Data to process:
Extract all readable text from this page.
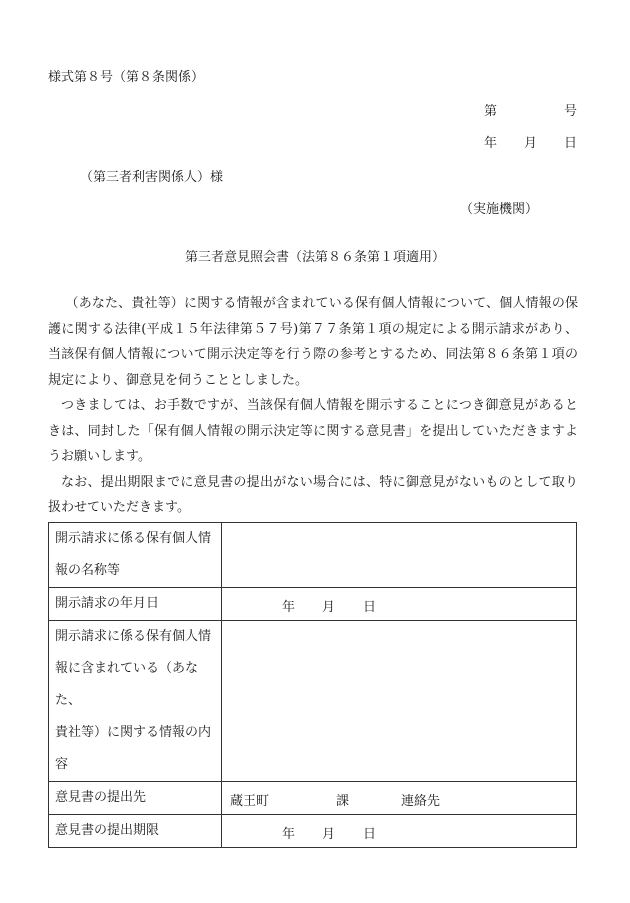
様式第８号（第８条関係）
第	号
年 月 日
（第三者利害関係人）様
（実施機関）
第三者意見照会書（法第８６条第１項適用）

（あなた、貴社等）に関する情報が含まれている保有個人情報について、個人情報の保護に関する法律(平成１５年法律第５７号)第７７条第１項の規定による開示請求があり、当該保有個人情報について開示決定等を行う際の参考とするため、同法第８６条第１項の規定により、御意見を伺うこととしました。

つきましては、お手数ですが、当該保有個人情報を開示することにつき御意見があるときは、同封した「保有個人情報の開示決定等に関する意見書」を提出していただきますようお願いします。

なお、提出期限までに意見書の提出がない場合には、特に御意見がないものとして取り扱わせていただきます。

開示請求に係る保有個人情
報の名称等	

開示請求の年月日	年 月 日

開示請求に係る保有個人情
報に含まれている（あなた、
貴社等）に関する情報の内
容	

意見書の提出先	蔵王町 課 連絡先

意見書の提出期限	年 月 日
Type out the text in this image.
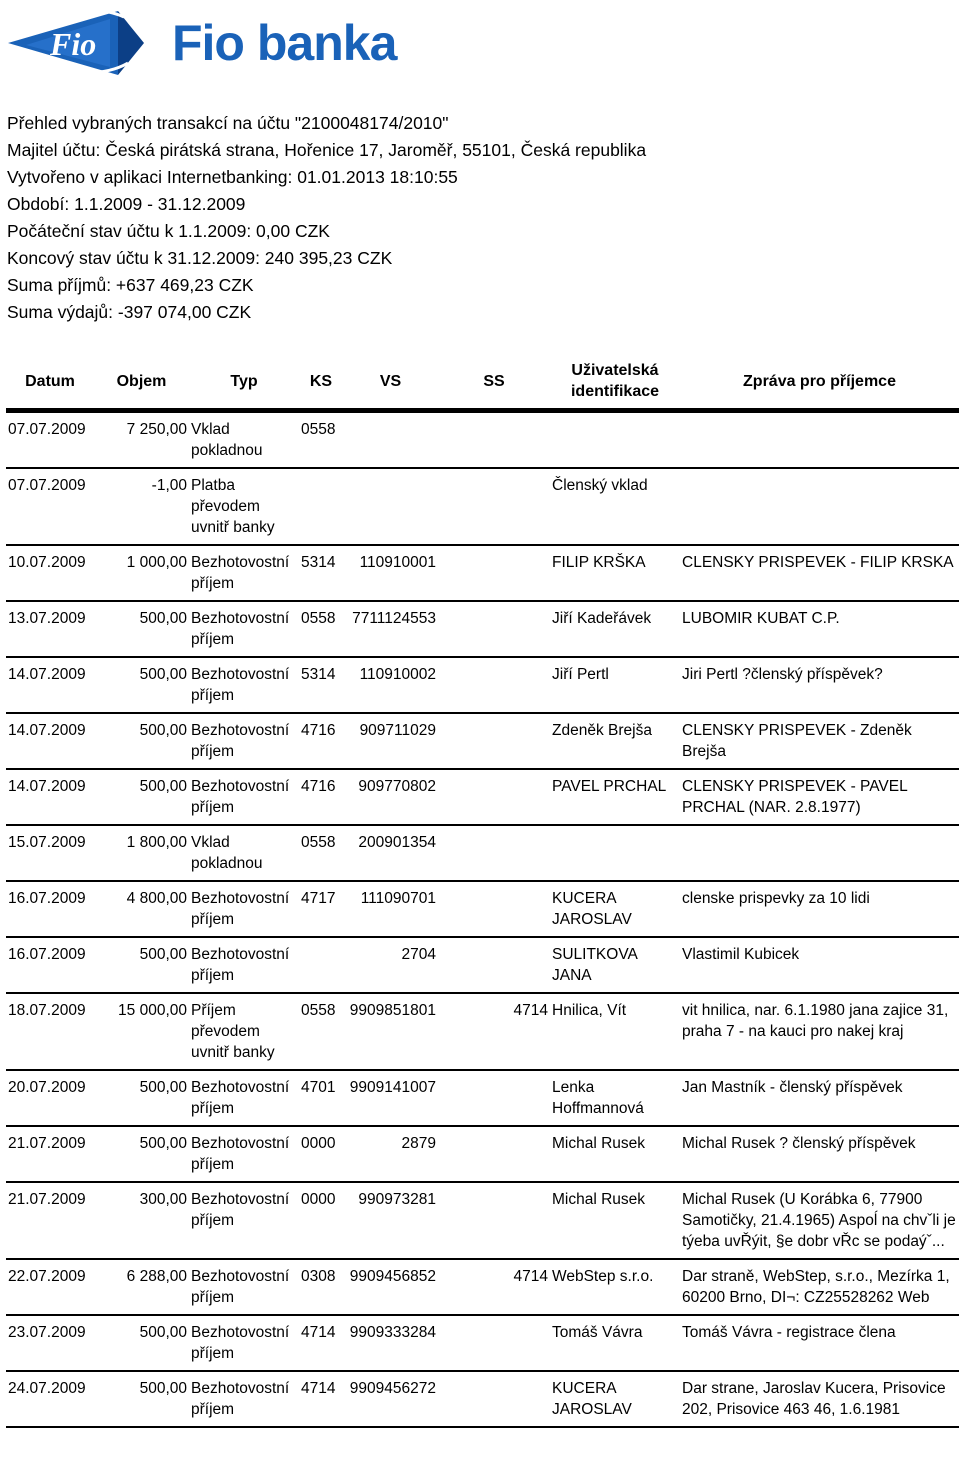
Fio Fio banka
Přehled vybraných transakcí na účtu "2100048174/2010"
Majitel účtu: Česká pirátská strana, Hořenice 17, Jaroměř, 55101, Česká republika
Vytvořeno v aplikaci Internetbanking: 01.01.2013 18:10:55
Období: 1.1.2009 - 31.12.2009
Počáteční stav účtu k 1.1.2009: 0,00 CZK
Koncový stav účtu k 31.12.2009: 240 395,23 CZK
Suma příjmů: +637 469,23 CZK
Suma výdajů: -397 074,00 CZK
Datum	Objem	Typ	KS	VS	SS	Uživatelská identifikace	Zpráva pro příjemce
07.07.2009	7 250,00	Vklad pokladnou	0558				
07.07.2009	-1,00	Platba převodem uvnitř banky				Členský vklad	
10.07.2009	1 000,00	Bezhotovostní příjem	5314	110910001		FILIP KRŠKA	CLENSKY PRISPEVEK - FILIP KRSKA
13.07.2009	500,00	Bezhotovostní příjem	0558	7711124553		Jiří Kadeřávek	LUBOMIR KUBAT C.P.
14.07.2009	500,00	Bezhotovostní příjem	5314	110910002		Jiří Pertl	Jiri Pertl ?členský příspěvek?
14.07.2009	500,00	Bezhotovostní příjem	4716	909711029		Zdeněk Brejša	CLENSKY PRISPEVEK - Zdeněk Brejša
14.07.2009	500,00	Bezhotovostní příjem	4716	909770802		PAVEL PRCHAL	CLENSKY PRISPEVEK - PAVEL PRCHAL (NAR. 2.8.1977)
15.07.2009	1 800,00	Vklad pokladnou	0558	200901354			
16.07.2009	4 800,00	Bezhotovostní příjem	4717	111090701		KUCERA JAROSLAV	clenske prispevky za 10 lidi
16.07.2009	500,00	Bezhotovostní příjem		2704		SULITKOVA JANA	Vlastimil Kubicek
18.07.2009	15 000,00	Příjem převodem uvnitř banky	0558	9909851801	4714	Hnilica, Vít	vit hnilica, nar. 6.1.1980 jana zajice 31, praha 7 - na kauci pro nakej kraj
20.07.2009	500,00	Bezhotovostní příjem	4701	9909141007		Lenka Hoffmannová	Jan Mastník - členský příspěvek
21.07.2009	500,00	Bezhotovostní příjem	0000	2879		Michal Rusek	Michal Rusek ? členský příspěvek
21.07.2009	300,00	Bezhotovostní příjem	0000	990973281		Michal Rusek	Michal Rusek (U Korábka 6, 77900 Samotičky, 21.4.1965) Aspoĺ na chvˇli je týeba uvŘýit, §e dobr vŘc se podaýˇ...
22.07.2009	6 288,00	Bezhotovostní příjem	0308	9909456852	4714	WebStep s.r.o.	Dar straně, WebStep, s.r.o., Mezírka 1, 60200 Brno, DI¬: CZ25528262 Web
23.07.2009	500,00	Bezhotovostní příjem	4714	9909333284		Tomáš Vávra	Tomáš Vávra - registrace člena
24.07.2009	500,00	Bezhotovostní příjem	4714	9909456272		KUCERA JAROSLAV	Dar strane, Jaroslav Kucera, Prisovice 202, Prisovice 463 46, 1.6.1981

Objective: Search the records for the word "Rusek", then list every line that has it.

Written response:
21.07.2009	500,00	Bezhotovostní příjem	0000	2879		Michal Rusek	Michal Rusek ? členský příspěvek
21.07.2009	300,00	Bezhotovostní příjem	0000	990973281		Michal Rusek	Michal Rusek (U Korábka 6, 77900 Samotičky, 21.4.1965) Aspoĺ na chvˇli je týeba uvŘýit, §e dobr vŘc se podaýˇ...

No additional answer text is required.